— start Exercise data —

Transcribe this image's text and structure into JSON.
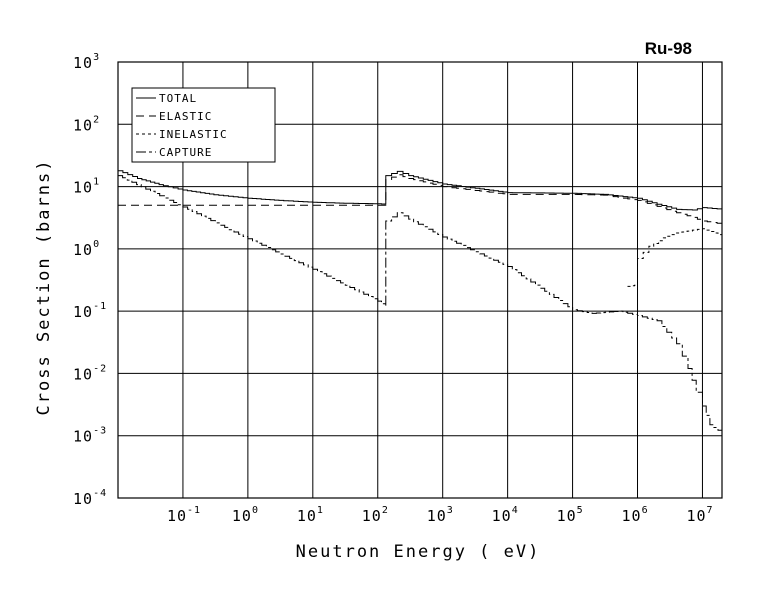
{
  "chart_data": {
    "type": "line",
    "title": "Ru-98",
    "xlabel": "Neutron Energy ( eV)",
    "ylabel": "Cross Section (barns)",
    "xscale": "log",
    "yscale": "log",
    "xlim": [
      0.01,
      20000000
    ],
    "ylim": [
      0.0001,
      1000
    ],
    "grid": true,
    "legend_position": "top-left",
    "x_ticks": [
      {
        "base": "10",
        "exp": "-1"
      },
      {
        "base": "10",
        "exp": "0"
      },
      {
        "base": "10",
        "exp": "1"
      },
      {
        "base": "10",
        "exp": "2"
      },
      {
        "base": "10",
        "exp": "3"
      },
      {
        "base": "10",
        "exp": "4"
      },
      {
        "base": "10",
        "exp": "5"
      },
      {
        "base": "10",
        "exp": "6"
      },
      {
        "base": "10",
        "exp": "7"
      }
    ],
    "y_ticks": [
      {
        "base": "10",
        "exp": "-4"
      },
      {
        "base": "10",
        "exp": "-3"
      },
      {
        "base": "10",
        "exp": "-2"
      },
      {
        "base": "10",
        "exp": "-1"
      },
      {
        "base": "10",
        "exp": "0"
      },
      {
        "base": "10",
        "exp": "1"
      },
      {
        "base": "10",
        "exp": "2"
      },
      {
        "base": "10",
        "exp": "3"
      }
    ],
    "series": [
      {
        "name": "TOTAL",
        "dash": "",
        "points": [
          [
            0.01,
            18
          ],
          [
            0.02,
            13.5
          ],
          [
            0.05,
            10.3
          ],
          [
            0.1,
            8.8
          ],
          [
            0.3,
            7.4
          ],
          [
            1,
            6.5
          ],
          [
            3,
            6.0
          ],
          [
            10,
            5.6
          ],
          [
            30,
            5.4
          ],
          [
            100,
            5.3
          ],
          [
            130,
            5.2
          ],
          [
            133,
            15
          ],
          [
            200,
            17.5
          ],
          [
            300,
            15
          ],
          [
            1000,
            11
          ],
          [
            10000,
            8.0
          ],
          [
            100000,
            7.8
          ],
          [
            300000,
            7.5
          ],
          [
            1000000,
            6.5
          ],
          [
            2000000,
            5.2
          ],
          [
            4000000,
            4.3
          ],
          [
            7000000,
            4.2
          ],
          [
            10000000,
            4.6
          ],
          [
            20000000,
            4.3
          ]
        ]
      },
      {
        "name": "ELASTIC",
        "dash": "8,5",
        "points": [
          [
            0.01,
            5.0
          ],
          [
            1,
            5.0
          ],
          [
            10,
            5.0
          ],
          [
            100,
            5.0
          ],
          [
            130,
            5.0
          ],
          [
            133,
            13
          ],
          [
            200,
            15.5
          ],
          [
            300,
            13.5
          ],
          [
            1000,
            10
          ],
          [
            10000,
            7.5
          ],
          [
            100000,
            7.5
          ],
          [
            300000,
            7.3
          ],
          [
            1000000,
            6.0
          ],
          [
            2000000,
            4.8
          ],
          [
            4000000,
            3.8
          ],
          [
            7000000,
            3.2
          ],
          [
            10000000,
            2.8
          ],
          [
            20000000,
            2.5
          ]
        ]
      },
      {
        "name": "INELASTIC",
        "dash": "3,3",
        "points": [
          [
            700000,
            0.25
          ],
          [
            900000,
            0.26
          ],
          [
            1000000,
            0.7
          ],
          [
            1500000,
            1.1
          ],
          [
            2500000,
            1.5
          ],
          [
            4000000,
            1.8
          ],
          [
            7000000,
            2.0
          ],
          [
            10000000,
            2.1
          ],
          [
            13000000,
            1.9
          ],
          [
            20000000,
            1.6
          ]
        ]
      },
      {
        "name": "CAPTURE",
        "dash": "10,3,3,3",
        "points": [
          [
            0.01,
            15
          ],
          [
            0.1,
            4.7
          ],
          [
            1,
            1.45
          ],
          [
            10,
            0.47
          ],
          [
            100,
            0.145
          ],
          [
            130,
            0.12
          ],
          [
            133,
            2.8
          ],
          [
            200,
            3.8
          ],
          [
            300,
            3.0
          ],
          [
            1000,
            1.55
          ],
          [
            10000,
            0.52
          ],
          [
            100000,
            0.105
          ],
          [
            200000,
            0.092
          ],
          [
            500000,
            0.1
          ],
          [
            1000000,
            0.085
          ],
          [
            2000000,
            0.07
          ],
          [
            4000000,
            0.03
          ],
          [
            6000000,
            0.012
          ],
          [
            8000000,
            0.005
          ],
          [
            10000000,
            0.003
          ],
          [
            13000000,
            0.0015
          ],
          [
            20000000,
            0.0011
          ]
        ]
      }
    ]
  }
}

— end Exercise data —

[Work to be completed]
Repeat the material above verbatim, with no pictures in the output.

[Task output]
Transcribe this image's text and structure into JSON.
{
  "chart_data": {
    "type": "line",
    "title": "Ru-98",
    "xlabel": "Neutron Energy ( eV)",
    "ylabel": "Cross Section (barns)",
    "xscale": "log",
    "yscale": "log",
    "xlim": [
      0.01,
      20000000
    ],
    "ylim": [
      0.0001,
      1000
    ],
    "grid": true,
    "legend_position": "top-left",
    "x_ticks": [
      {
        "base": "10",
        "exp": "-1"
      },
      {
        "base": "10",
        "exp": "0"
      },
      {
        "base": "10",
        "exp": "1"
      },
      {
        "base": "10",
        "exp": "2"
      },
      {
        "base": "10",
        "exp": "3"
      },
      {
        "base": "10",
        "exp": "4"
      },
      {
        "base": "10",
        "exp": "5"
      },
      {
        "base": "10",
        "exp": "6"
      },
      {
        "base": "10",
        "exp": "7"
      }
    ],
    "y_ticks": [
      {
        "base": "10",
        "exp": "-4"
      },
      {
        "base": "10",
        "exp": "-3"
      },
      {
        "base": "10",
        "exp": "-2"
      },
      {
        "base": "10",
        "exp": "-1"
      },
      {
        "base": "10",
        "exp": "0"
      },
      {
        "base": "10",
        "exp": "1"
      },
      {
        "base": "10",
        "exp": "2"
      },
      {
        "base": "10",
        "exp": "3"
      }
    ],
    "series": [
      {
        "name": "TOTAL",
        "dash": "",
        "points": [
          [
            0.01,
            18
          ],
          [
            0.02,
            13.5
          ],
          [
            0.05,
            10.3
          ],
          [
            0.1,
            8.8
          ],
          [
            0.3,
            7.4
          ],
          [
            1,
            6.5
          ],
          [
            3,
            6.0
          ],
          [
            10,
            5.6
          ],
          [
            30,
            5.4
          ],
          [
            100,
            5.3
          ],
          [
            130,
            5.2
          ],
          [
            133,
            15
          ],
          [
            200,
            17.5
          ],
          [
            300,
            15
          ],
          [
            1000,
            11
          ],
          [
            10000,
            8.0
          ],
          [
            100000,
            7.8
          ],
          [
            300000,
            7.5
          ],
          [
            1000000,
            6.5
          ],
          [
            2000000,
            5.2
          ],
          [
            4000000,
            4.3
          ],
          [
            7000000,
            4.2
          ],
          [
            10000000,
            4.6
          ],
          [
            20000000,
            4.3
          ]
        ]
      },
      {
        "name": "ELASTIC",
        "dash": "8,5",
        "points": [
          [
            0.01,
            5.0
          ],
          [
            1,
            5.0
          ],
          [
            10,
            5.0
          ],
          [
            100,
            5.0
          ],
          [
            130,
            5.0
          ],
          [
            133,
            13
          ],
          [
            200,
            15.5
          ],
          [
            300,
            13.5
          ],
          [
            1000,
            10
          ],
          [
            10000,
            7.5
          ],
          [
            100000,
            7.5
          ],
          [
            300000,
            7.3
          ],
          [
            1000000,
            6.0
          ],
          [
            2000000,
            4.8
          ],
          [
            4000000,
            3.8
          ],
          [
            7000000,
            3.2
          ],
          [
            10000000,
            2.8
          ],
          [
            20000000,
            2.5
          ]
        ]
      },
      {
        "name": "INELASTIC",
        "dash": "3,3",
        "points": [
          [
            700000,
            0.25
          ],
          [
            900000,
            0.26
          ],
          [
            1000000,
            0.7
          ],
          [
            1500000,
            1.1
          ],
          [
            2500000,
            1.5
          ],
          [
            4000000,
            1.8
          ],
          [
            7000000,
            2.0
          ],
          [
            10000000,
            2.1
          ],
          [
            13000000,
            1.9
          ],
          [
            20000000,
            1.6
          ]
        ]
      },
      {
        "name": "CAPTURE",
        "dash": "10,3,3,3",
        "points": [
          [
            0.01,
            15
          ],
          [
            0.1,
            4.7
          ],
          [
            1,
            1.45
          ],
          [
            10,
            0.47
          ],
          [
            100,
            0.145
          ],
          [
            130,
            0.12
          ],
          [
            133,
            2.8
          ],
          [
            200,
            3.8
          ],
          [
            300,
            3.0
          ],
          [
            1000,
            1.55
          ],
          [
            10000,
            0.52
          ],
          [
            100000,
            0.105
          ],
          [
            200000,
            0.092
          ],
          [
            500000,
            0.1
          ],
          [
            1000000,
            0.085
          ],
          [
            2000000,
            0.07
          ],
          [
            4000000,
            0.03
          ],
          [
            6000000,
            0.012
          ],
          [
            8000000,
            0.005
          ],
          [
            10000000,
            0.003
          ],
          [
            13000000,
            0.0015
          ],
          [
            20000000,
            0.0011
          ]
        ]
      }
    ]
  }
}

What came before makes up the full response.